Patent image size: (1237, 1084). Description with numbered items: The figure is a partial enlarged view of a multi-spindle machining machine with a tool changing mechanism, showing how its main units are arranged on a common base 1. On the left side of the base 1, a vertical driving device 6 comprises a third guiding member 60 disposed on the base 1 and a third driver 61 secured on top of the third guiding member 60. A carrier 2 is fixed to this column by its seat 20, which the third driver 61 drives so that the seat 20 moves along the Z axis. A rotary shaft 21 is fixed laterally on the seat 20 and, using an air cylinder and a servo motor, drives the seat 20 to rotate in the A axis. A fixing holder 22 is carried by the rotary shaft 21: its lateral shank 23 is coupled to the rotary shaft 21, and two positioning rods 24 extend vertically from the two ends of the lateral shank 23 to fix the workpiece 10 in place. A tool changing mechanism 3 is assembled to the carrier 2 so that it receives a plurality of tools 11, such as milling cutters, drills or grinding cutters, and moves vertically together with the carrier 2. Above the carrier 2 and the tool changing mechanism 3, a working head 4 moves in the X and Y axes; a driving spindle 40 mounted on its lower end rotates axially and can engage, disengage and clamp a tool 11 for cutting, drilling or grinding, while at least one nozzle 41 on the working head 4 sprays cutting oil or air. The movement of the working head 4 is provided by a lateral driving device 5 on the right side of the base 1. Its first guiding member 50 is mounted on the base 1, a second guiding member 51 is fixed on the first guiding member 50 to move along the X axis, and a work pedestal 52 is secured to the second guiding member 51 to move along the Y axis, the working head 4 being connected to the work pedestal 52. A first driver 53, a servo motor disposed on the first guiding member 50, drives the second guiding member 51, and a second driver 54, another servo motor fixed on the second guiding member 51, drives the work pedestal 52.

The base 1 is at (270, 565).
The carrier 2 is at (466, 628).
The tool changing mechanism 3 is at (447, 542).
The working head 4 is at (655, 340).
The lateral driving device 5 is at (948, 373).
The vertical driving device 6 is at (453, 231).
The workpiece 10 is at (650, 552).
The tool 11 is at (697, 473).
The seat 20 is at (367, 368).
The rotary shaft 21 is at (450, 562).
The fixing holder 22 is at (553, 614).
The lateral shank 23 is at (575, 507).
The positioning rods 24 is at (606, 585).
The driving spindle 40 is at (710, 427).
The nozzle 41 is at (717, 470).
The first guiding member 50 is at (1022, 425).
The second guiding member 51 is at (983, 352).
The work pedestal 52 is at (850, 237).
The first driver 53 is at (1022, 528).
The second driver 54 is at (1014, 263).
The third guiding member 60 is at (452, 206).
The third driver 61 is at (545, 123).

◆ SHORT EXERCISE: Reproduce every line of the material above word for word, with no changes.

◆ TASK RESPONSE:
Patent image size: (1237, 1084). Description with numbered items: The figure is a partial enlarged view of a multi-spindle machining machine with a tool changing mechanism, showing how its main units are arranged on a common base 1. On the left side of the base 1, a vertical driving device 6 comprises a third guiding member 60 disposed on the base 1 and a third driver 61 secured on top of the third guiding member 60. A carrier 2 is fixed to this column by its seat 20, which the third driver 61 drives so that the seat 20 moves along the Z axis. A rotary shaft 21 is fixed laterally on the seat 20 and, using an air cylinder and a servo motor, drives the seat 20 to rotate in the A axis. A fixing holder 22 is carried by the rotary shaft 21: its lateral shank 23 is coupled to the rotary shaft 21, and two positioning rods 24 extend vertically from the two ends of the lateral shank 23 to fix the workpiece 10 in place. A tool changing mechanism 3 is assembled to the carrier 2 so that it receives a plurality of tools 11, such as milling cutters, drills or grinding cutters, and moves vertically together with the carrier 2. Above the carrier 2 and the tool changing mechanism 3, a working head 4 moves in the X and Y axes; a driving spindle 40 mounted on its lower end rotates axially and can engage, disengage and clamp a tool 11 for cutting, drilling or grinding, while at least one nozzle 41 on the working head 4 sprays cutting oil or air. The movement of the working head 4 is provided by a lateral driving device 5 on the right side of the base 1. Its first guiding member 50 is mounted on the base 1, a second guiding member 51 is fixed on the first guiding member 50 to move along the X axis, and a work pedestal 52 is secured to the second guiding member 51 to move along the Y axis, the working head 4 being connected to the work pedestal 52. A first driver 53, a servo motor disposed on the first guiding member 50, drives the second guiding member 51, and a second driver 54, another servo motor fixed on the second guiding member 51, drives the work pedestal 52.

The base 1 is at (270, 565).
The carrier 2 is at (466, 628).
The tool changing mechanism 3 is at (447, 542).
The working head 4 is at (655, 340).
The lateral driving device 5 is at (948, 373).
The vertical driving device 6 is at (453, 231).
The workpiece 10 is at (650, 552).
The tool 11 is at (697, 473).
The seat 20 is at (367, 368).
The rotary shaft 21 is at (450, 562).
The fixing holder 22 is at (553, 614).
The lateral shank 23 is at (575, 507).
The positioning rods 24 is at (606, 585).
The driving spindle 40 is at (710, 427).
The nozzle 41 is at (717, 470).
The first guiding member 50 is at (1022, 425).
The second guiding member 51 is at (983, 352).
The work pedestal 52 is at (850, 237).
The first driver 53 is at (1022, 528).
The second driver 54 is at (1014, 263).
The third guiding member 60 is at (452, 206).
The third driver 61 is at (545, 123).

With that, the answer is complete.